→ **What needs to be done**
Copy every line of the data that contains the string "probably".
▼▼▼
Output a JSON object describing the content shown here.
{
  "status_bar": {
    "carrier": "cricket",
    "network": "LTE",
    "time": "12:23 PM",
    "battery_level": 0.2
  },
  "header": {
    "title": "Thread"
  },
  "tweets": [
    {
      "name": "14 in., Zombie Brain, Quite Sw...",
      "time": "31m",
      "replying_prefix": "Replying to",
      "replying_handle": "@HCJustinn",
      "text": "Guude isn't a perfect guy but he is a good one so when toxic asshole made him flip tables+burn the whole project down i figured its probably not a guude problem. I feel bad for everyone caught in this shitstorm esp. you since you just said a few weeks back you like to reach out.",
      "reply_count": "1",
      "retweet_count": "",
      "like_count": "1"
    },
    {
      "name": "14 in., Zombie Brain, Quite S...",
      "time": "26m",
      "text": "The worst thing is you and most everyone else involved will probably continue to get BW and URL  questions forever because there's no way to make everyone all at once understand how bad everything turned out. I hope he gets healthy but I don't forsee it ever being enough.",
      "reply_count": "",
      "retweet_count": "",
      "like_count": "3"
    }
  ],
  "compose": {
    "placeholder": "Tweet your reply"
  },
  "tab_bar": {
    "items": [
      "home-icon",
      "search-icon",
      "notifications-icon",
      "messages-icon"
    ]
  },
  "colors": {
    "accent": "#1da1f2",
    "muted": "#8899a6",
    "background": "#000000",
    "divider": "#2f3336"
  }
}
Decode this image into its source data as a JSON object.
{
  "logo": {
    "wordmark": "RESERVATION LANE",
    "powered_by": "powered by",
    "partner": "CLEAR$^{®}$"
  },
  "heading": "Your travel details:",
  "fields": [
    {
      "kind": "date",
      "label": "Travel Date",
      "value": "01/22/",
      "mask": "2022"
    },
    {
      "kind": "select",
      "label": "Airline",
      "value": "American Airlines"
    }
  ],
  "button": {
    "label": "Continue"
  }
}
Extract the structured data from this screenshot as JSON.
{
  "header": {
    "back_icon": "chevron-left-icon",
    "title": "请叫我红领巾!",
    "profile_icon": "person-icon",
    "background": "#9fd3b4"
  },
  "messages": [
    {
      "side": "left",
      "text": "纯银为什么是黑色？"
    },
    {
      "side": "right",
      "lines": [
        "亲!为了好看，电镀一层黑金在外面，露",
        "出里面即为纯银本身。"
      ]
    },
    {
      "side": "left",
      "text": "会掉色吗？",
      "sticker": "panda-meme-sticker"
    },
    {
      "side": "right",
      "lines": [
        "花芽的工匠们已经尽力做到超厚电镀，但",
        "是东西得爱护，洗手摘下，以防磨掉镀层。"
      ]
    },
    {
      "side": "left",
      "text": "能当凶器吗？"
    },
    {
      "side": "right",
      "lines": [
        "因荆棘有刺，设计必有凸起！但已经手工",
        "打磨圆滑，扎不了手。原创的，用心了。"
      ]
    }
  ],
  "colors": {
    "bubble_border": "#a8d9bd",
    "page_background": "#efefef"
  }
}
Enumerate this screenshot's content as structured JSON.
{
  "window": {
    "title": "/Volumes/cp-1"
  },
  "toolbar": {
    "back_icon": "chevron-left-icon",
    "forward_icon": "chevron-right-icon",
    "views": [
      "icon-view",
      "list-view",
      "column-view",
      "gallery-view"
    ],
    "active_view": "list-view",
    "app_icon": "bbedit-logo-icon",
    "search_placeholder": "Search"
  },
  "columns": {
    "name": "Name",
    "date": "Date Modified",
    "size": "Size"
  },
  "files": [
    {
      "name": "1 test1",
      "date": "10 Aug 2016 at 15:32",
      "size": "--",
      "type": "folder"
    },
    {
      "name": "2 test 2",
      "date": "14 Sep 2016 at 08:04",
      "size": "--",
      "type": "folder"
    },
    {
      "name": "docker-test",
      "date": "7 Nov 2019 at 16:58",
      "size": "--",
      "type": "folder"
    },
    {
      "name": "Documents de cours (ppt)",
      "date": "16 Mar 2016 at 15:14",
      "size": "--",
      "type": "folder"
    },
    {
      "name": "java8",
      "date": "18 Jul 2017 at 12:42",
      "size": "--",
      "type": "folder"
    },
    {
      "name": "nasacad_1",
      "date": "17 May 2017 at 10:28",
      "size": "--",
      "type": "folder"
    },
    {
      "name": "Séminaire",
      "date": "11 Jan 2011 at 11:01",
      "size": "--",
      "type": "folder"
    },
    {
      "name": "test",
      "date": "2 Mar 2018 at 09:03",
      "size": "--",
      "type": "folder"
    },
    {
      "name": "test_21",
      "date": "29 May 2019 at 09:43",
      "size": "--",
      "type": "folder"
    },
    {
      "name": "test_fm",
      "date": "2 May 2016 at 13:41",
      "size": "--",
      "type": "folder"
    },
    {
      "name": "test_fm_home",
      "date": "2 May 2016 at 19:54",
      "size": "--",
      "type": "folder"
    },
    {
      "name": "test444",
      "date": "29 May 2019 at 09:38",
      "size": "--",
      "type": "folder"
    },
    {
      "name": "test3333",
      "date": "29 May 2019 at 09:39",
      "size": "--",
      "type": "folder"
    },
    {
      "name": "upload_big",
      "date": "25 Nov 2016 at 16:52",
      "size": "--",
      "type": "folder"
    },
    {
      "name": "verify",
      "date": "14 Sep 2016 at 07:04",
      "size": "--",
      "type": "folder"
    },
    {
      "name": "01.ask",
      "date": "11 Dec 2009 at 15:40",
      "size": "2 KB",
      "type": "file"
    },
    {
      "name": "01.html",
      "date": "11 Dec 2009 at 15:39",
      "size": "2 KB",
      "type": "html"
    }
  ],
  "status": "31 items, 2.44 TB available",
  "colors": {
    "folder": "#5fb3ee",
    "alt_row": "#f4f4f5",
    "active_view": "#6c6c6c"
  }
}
▲▲▲
→ **Response to this exercise**
      "text": "Guude isn't a perfect guy but he is a good one so when toxic asshole made him flip tables+burn the whole project down i figured its probably not a guude problem. I feel bad for everyone caught in this shitstorm esp. you since you just said a few weeks back you like to reach out.",
      "text": "The worst thing is you and most everyone else involved will probably continue to get BW and URL  questions forever because there's no way to make everyone all at once understand how bad everything turned out. I hope he gets healthy but I don't forsee it ever being enough.",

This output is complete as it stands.